→ TO DO
1. In the piece on getting started as a stylist, what three things did the writer have to work with when first trying these recommendations?
2. Extend the piece on getting started as a stylist, picking up right after its last sentence.

→ EXTRACT PROVIDED

§

Where You Are, Using What You Have
I’ve read all the books and let me save you some time, the most definitive recommendation for success is: Start right now, Where you are, With what you have.
You’ve probably heard this advice before in one form or another: That there is no better time than now, There will never be perfect conditions to begin, so begin now imperfectly, Just start somewhere and start today.
The advice is true, I know because I took it, and it worked.
‘Just get started’ is clear and concise advice but how to get started is not so clear; a daunting task when you have no idea where to start.
Here are three “hints” on how to get started now, where you are, using what you have available to you. Everything included in these recommendations is accessible and doable. It may take some courage and some self starting, both traits that you’ll need to succeed as a stylist anyways, but these are actionable steps that can be taken right now, wherever you are.
I know these recommendations work to get the ball rolling, because I did them myself when I had nothing available to me but an internet connection, a closet full of clothes and a vision of what I was working towards.
Use what you have
So you have a thing for fashion right? Probably means you have some pretty great finds in your closet right now aka a closet full of potential looks for a shoot. You may even have friends who wear clothes aka more clothing for a potential shoot. There are also previously worn designer boutiques, vintage stores and second hand shops in existence, heck there are even garage sales and The Salvation Army, all treasure troves of original and affordable accessible pieces. Maybe you can’t pull from Prada Showrooms yet, but you can study and imitate the mood, the attention to detail and the style of a Prada campaign using what you have or can find.

§

→ GIVEN INFORMATION

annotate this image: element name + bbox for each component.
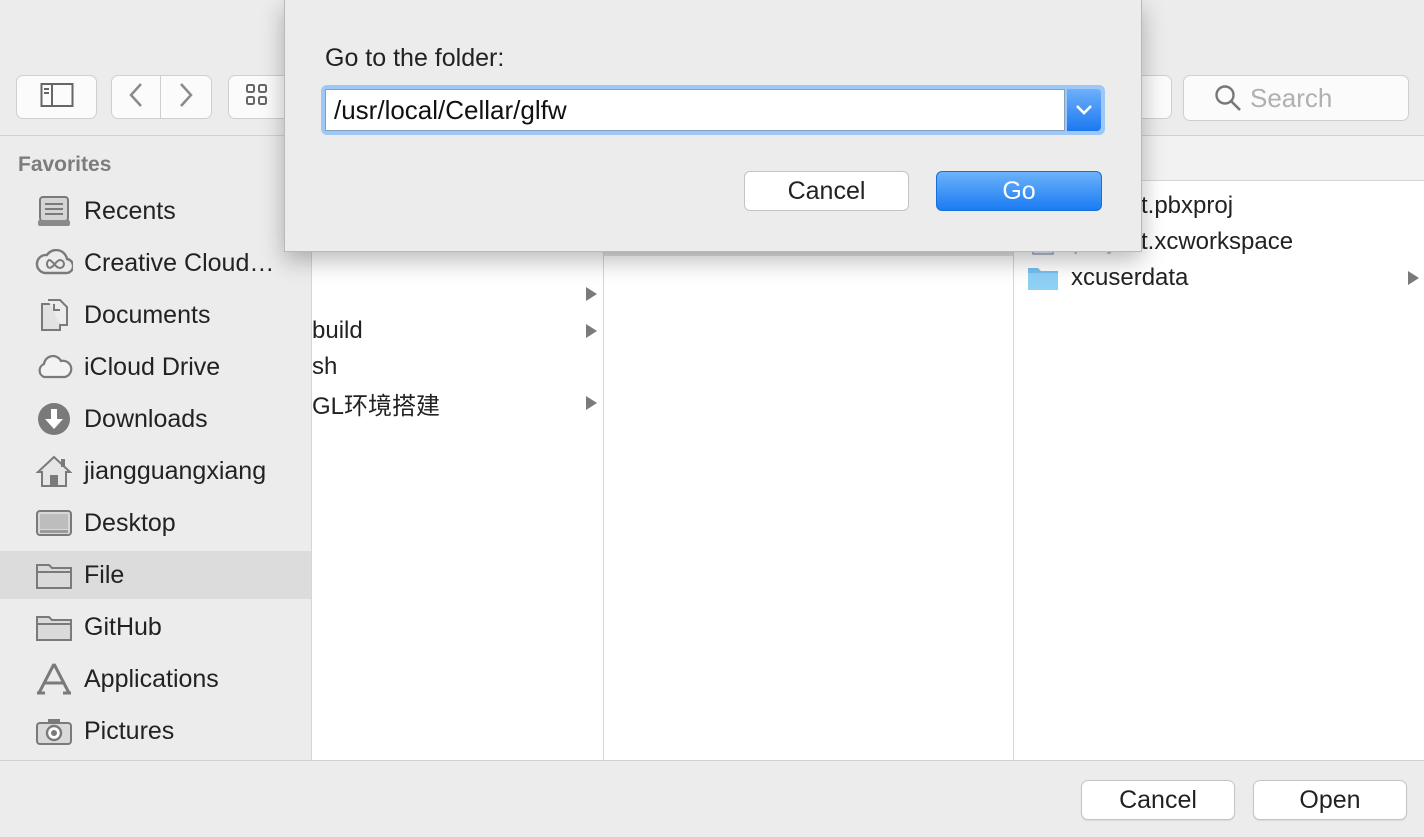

§

→ EXPECTED RESPONSES
1. An internet connection, a closet full of clothes, and a vision of what they were working towards.

2.
Do not make the mistake of thinking everything HAS to be designer, from the best showrooms and with the highest price tags, to begin. Thinking this will just make it harder for you to get started since you’ll first have to overcome the mental block of not having the best of everything. No stylist begins with “The Best of Everything”.
“Think beyond what the garment is and look to what it can be”
Finding special pieces is one of the most enjoyable aspects of styling (stylists are often on a scavenger hunt for unique pieces for projects and clients) and being creative with what you have so, making it look different than how everyone else is wearing it, is actually what the job entails (you are styling your clients after all, not dressing them).
So take solace in knowing that when you discover editorial looking finds from your local second hand store, it doesn’t make you a second rate stylist, you’re honing in on your stylist eye and using original pieces that other people don’t have. Heck, fashion repeats itself, so odds are you’ll be able to find something second hand that feels right now.
Starting with what you have available to you will mean that you will learn to use to your advantage what you can get, which, as you will learn, is an important skill no matter what level of stylist you are (when every stylist is vying for the top showroom looks and not every stylist will secure them).
“It’s not about what you have,
it’s about how you use it. “
Find interesting ways to use things. If you have “just a shirt” cut it into a crop top, button it differently, put it on backwards, layer it or use a shirt as a skirt; it’s not about what you have, it’s about how you use it.
Think beyond what the garment is and look to what it can be. Building an incredibly creative look will garner you attention from fellow artists and creators that will see your ability and want to work with you. It will garner the attention of potential clients. It will get the ball rolling when you don’t know where to start, and it will be FUN.
After all, you are getting into this whole fashion thing for your ideas, so use them.
Create with who you know (or who you can quickly get to know)
Do you have friends who will model for you? Maybe Gigi Hadid isn’t your bff, but these humble beginnings are where most of us started.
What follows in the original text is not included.